## GIVEN TEXT
+---+
Now I loved my psychology course and found it endlessly fascinating. Indeed, I don’t think I would have become a science writer if I hadn’t studied psychology, because a psychology degree definitely teaches you how to write. I had quite a few friends at university who were studying chemistry and they seemed to spend all their time in the laboratory, whereas I spent all mine writing essays. So I became steeped in conducting background research, drawing together disparate bits of information and framing coherent arguments.

Psychology, however, is the archetypal ‘soft’ science and I constantly had to refute claims that it isn’t a proper science. Most of these came from my dad, who trained as a physicist and would take me down the pub to argue almost every time I came back home. Now, my argument then, as now, is that psychology is a proper science, because it employs the classic scientific method of developing hypotheses, coming up with experiments to test those hypotheses and then refining the hypotheses based on the results. Just like physics or chemistry.

The problem it has is that, unlike physics or chemistry, the phenomena it studies are mental process and behaviour, often human, and these are necessarily subjective. You need to ask your subjects what they’re thinking and feeling, or observe their behaviour when they know they’re being watched. This can often make it difficult to design objective, scientific experiments or to interpret the results, hence psychology’s reliance (some would say over-reliance) on complex statistical analysis. But I still think it’s a proper science and has resulted in important discoveries and theories in many areas, including cognition, sensory perception, evolutionary psychology and group behaviour.
+---+
## SHORT EXERCISE 1
The passage on psychology names several areas where the field has produced important discoveries and theories. List every one of those areas.
## SHORT EXERCISE 2
According to the passage on psychology, why does psychology rely on complex statistical analysis?
## SHORT EXERCISE 3
Continue the passage on whether psychology is a proper science, picking up after its final sentence.

## DATA EXCERPTS
+---+
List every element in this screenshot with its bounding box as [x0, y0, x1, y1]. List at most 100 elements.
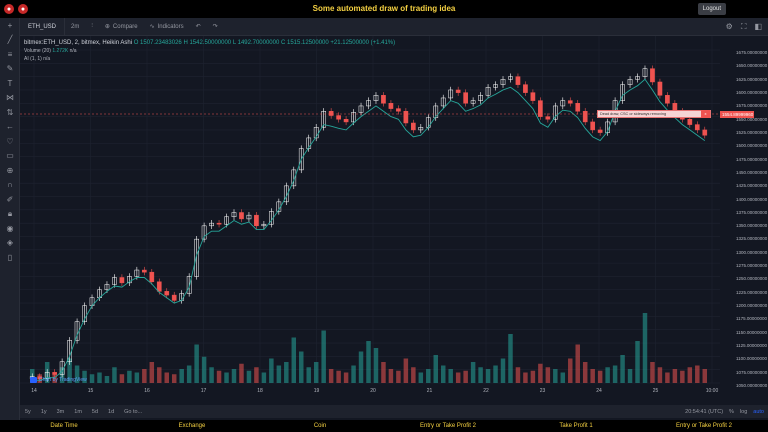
+---+
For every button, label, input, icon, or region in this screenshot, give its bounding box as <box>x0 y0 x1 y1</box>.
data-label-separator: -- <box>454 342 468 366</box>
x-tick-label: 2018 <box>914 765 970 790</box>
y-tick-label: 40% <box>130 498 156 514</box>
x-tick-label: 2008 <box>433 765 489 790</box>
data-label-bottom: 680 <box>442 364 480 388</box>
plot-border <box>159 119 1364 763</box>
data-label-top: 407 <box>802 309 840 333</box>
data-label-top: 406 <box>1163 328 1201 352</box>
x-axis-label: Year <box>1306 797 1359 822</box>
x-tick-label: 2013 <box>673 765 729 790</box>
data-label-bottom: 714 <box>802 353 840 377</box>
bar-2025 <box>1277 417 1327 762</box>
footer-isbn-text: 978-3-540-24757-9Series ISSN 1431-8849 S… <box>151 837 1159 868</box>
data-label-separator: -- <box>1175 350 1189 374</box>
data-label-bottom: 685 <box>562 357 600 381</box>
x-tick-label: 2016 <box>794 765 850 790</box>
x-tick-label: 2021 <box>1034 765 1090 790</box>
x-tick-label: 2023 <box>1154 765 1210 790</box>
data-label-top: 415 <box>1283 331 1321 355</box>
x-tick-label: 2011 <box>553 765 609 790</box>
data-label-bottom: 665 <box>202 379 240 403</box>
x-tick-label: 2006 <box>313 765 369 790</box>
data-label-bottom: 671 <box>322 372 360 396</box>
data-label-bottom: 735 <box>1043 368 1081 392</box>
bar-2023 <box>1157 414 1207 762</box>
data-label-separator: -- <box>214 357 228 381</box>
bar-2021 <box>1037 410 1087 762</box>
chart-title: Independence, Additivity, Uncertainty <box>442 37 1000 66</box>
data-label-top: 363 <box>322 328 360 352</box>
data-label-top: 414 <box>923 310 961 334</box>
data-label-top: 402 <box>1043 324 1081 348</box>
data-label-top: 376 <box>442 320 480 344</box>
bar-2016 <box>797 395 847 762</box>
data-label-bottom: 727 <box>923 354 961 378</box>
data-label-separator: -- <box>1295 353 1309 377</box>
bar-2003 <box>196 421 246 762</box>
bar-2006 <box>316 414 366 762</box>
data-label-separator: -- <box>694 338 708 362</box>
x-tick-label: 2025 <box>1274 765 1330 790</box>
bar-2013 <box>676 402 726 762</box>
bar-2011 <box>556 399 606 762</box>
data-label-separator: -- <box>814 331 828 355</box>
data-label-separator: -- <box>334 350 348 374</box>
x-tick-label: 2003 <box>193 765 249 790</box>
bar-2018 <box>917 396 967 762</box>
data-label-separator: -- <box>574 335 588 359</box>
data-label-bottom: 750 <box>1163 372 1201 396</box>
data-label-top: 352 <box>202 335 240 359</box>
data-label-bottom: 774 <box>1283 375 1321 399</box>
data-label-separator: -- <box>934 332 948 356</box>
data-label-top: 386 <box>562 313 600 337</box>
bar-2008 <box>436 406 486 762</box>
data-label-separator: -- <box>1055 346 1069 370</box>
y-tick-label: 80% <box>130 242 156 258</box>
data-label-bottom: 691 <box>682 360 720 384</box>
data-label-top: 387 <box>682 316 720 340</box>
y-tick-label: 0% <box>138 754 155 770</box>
+---+
## EXERCISE RESPONSE 1
- cognition
- sensory perception
- evolutionary psychology
- group behaviour

## EXERCISE RESPONSE 2
Psychology studies mental processes and behavior, which are necessarily subjective. Researchers have to ask subjects what they are thinking and feeling, or watch people who know they are being observed. This makes it hard to design objective experiments or to interpret the results, so the field leans on complex statistics.

## EXERCISE RESPONSE 3
The second main criticism of psychology, which mainly relates to its more ‘social’ areas such as group behaviour and child development, is that many of its findings are ‘obvious’ and simply common-sense. This is a criticism to which I have an increasing amount of sympathy.

Now psychologists wheel out two main defences to this argument. The first is that common-sense knowledge is occasionally proved wrong by psychological experiments; the second is that, even when the common-sense knowledge is confirmed, at least it has now been proved ‘scientifically’. I accepted these defences without question when I was studying psychology, but they really don’t hold up too well to closer inspection.

For a start, my psychology lecturers always seemed to come up with the same example of common-sense knowledge being proved wrong (which unfortunately I can’t remember). But that indicates that common-sense knowledge isn’t proved wrong very often. The obvious response to the second defence is ‘So’; I mean does every little bit of common-sense knowledge we have, however mundane, need to be proved ‘scientifically’. Somehow I doubt it.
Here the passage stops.